**What is being asked**
Copy out each line that has "description" in it.

── Dataset content ──

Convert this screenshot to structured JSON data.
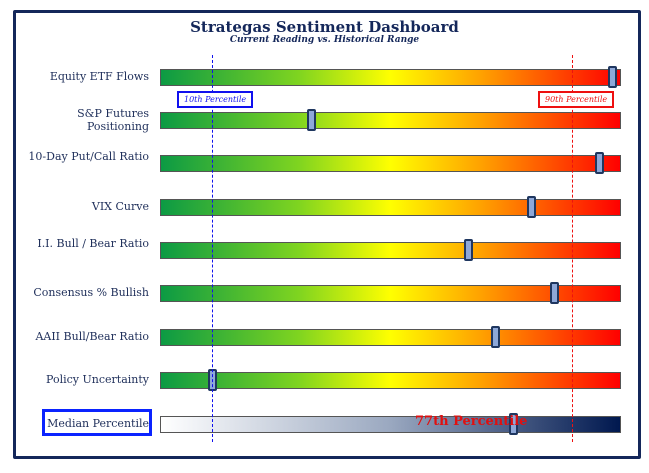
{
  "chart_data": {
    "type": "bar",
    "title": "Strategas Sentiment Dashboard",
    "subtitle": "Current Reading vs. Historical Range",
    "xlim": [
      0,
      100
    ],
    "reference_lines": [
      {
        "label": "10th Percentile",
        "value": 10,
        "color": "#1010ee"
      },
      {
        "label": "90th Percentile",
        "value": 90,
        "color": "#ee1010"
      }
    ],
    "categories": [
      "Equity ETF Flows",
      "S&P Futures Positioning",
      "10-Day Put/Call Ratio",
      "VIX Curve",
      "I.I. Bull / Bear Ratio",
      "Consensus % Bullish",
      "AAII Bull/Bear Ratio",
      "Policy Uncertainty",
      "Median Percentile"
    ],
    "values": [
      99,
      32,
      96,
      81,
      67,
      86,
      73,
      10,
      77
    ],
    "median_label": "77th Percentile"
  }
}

───
── Dataset content ──

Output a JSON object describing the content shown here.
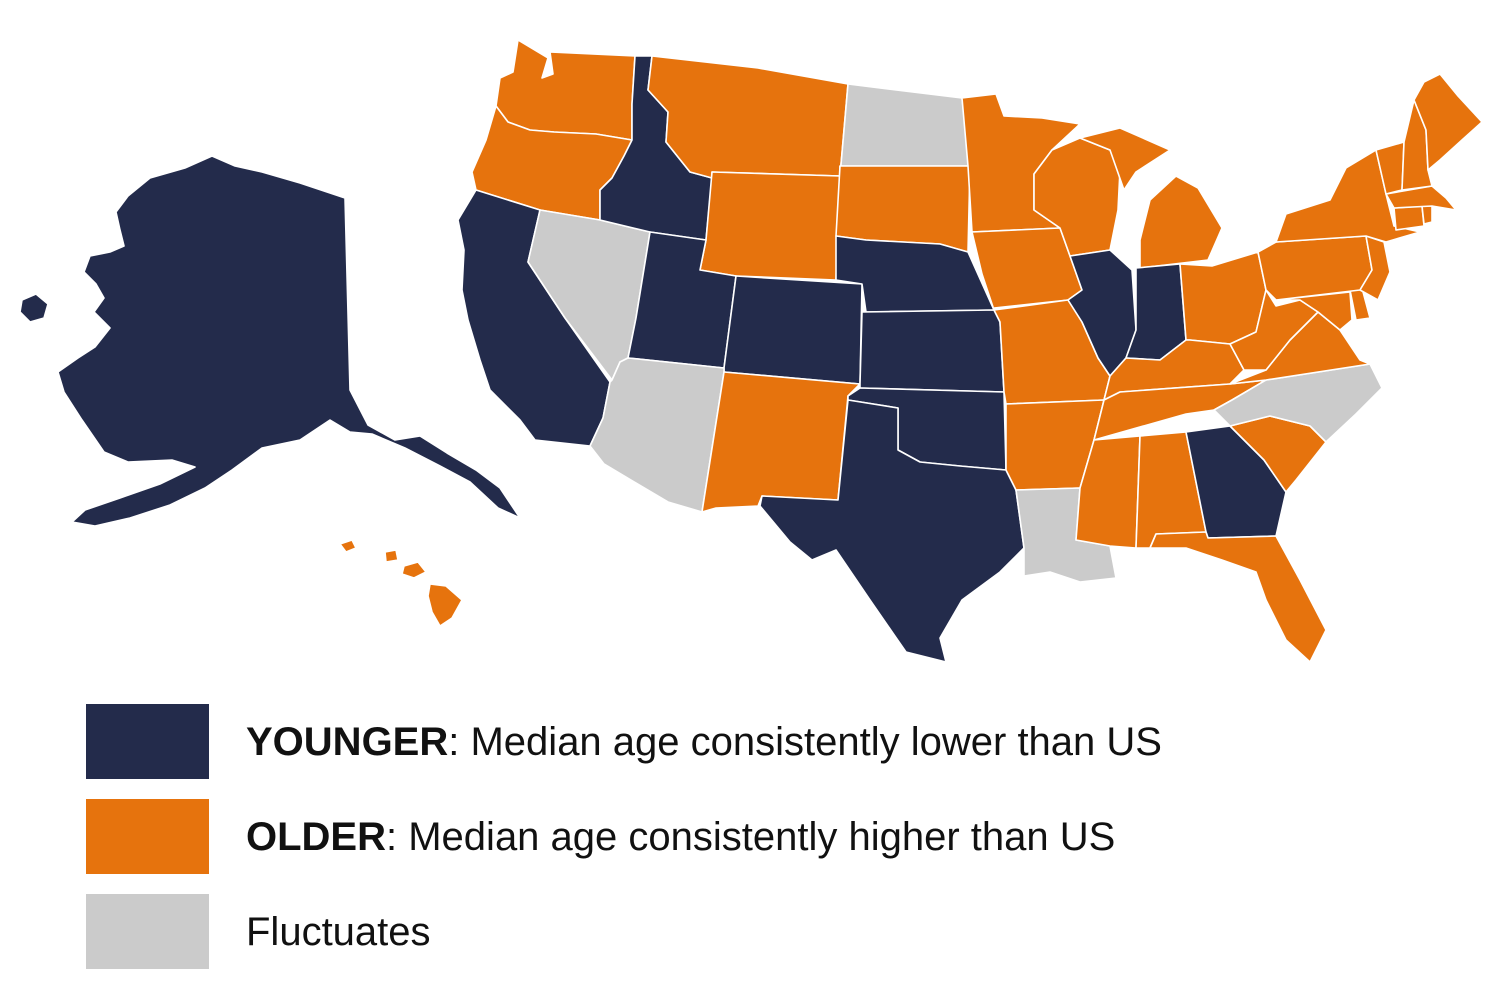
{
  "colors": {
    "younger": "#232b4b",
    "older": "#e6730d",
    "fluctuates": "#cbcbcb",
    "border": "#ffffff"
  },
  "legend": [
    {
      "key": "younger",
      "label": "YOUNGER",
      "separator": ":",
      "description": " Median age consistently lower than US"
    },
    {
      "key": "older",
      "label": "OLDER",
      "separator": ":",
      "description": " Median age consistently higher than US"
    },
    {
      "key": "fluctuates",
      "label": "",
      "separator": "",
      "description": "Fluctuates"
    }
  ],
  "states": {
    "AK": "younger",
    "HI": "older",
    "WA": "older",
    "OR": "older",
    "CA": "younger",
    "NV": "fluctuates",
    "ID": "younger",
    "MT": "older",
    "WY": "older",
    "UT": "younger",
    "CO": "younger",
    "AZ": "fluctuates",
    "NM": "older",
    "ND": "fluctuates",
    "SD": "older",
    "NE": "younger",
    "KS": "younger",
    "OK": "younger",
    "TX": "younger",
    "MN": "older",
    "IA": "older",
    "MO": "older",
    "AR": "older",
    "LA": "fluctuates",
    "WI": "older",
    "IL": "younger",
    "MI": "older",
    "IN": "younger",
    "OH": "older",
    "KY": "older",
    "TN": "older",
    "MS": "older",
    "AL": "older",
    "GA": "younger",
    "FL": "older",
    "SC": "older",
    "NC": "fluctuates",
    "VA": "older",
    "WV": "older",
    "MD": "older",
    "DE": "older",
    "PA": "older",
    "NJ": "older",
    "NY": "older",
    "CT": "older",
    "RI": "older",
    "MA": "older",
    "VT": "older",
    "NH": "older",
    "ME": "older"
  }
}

───

**Answer for the task**
      "description": " Median age consistently lower than US"
      "description": " Median age consistently higher than US"
      "description": "Fluctuates"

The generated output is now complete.